Within the material below, find each line bearing the word "Disappointing" and present it.
□ □ □ □
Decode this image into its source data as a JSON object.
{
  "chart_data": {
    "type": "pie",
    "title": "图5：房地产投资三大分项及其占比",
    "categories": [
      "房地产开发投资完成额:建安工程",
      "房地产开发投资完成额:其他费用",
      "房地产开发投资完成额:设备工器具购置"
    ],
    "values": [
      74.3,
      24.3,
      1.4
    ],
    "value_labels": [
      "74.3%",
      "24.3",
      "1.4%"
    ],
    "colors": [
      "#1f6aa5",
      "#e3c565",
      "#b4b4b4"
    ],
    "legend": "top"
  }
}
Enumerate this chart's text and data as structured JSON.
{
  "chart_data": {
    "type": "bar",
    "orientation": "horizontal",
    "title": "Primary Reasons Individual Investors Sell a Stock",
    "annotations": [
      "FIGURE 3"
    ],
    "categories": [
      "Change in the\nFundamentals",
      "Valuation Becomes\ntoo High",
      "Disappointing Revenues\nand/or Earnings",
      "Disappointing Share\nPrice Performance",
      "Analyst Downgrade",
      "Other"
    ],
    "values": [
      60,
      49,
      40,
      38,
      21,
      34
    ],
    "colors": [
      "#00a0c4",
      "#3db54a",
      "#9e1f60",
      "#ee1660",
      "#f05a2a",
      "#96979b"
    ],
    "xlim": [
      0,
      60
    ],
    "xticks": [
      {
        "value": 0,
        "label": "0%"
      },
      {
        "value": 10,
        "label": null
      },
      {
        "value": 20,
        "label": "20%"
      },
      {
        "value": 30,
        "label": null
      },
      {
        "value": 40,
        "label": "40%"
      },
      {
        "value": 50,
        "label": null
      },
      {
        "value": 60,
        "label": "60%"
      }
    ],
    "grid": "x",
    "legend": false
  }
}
□ □ □ □
● WORKED ANSWER:
      "Disappointing Revenues\nand/or Earnings",
      "Disappointing Share\nPrice Performance",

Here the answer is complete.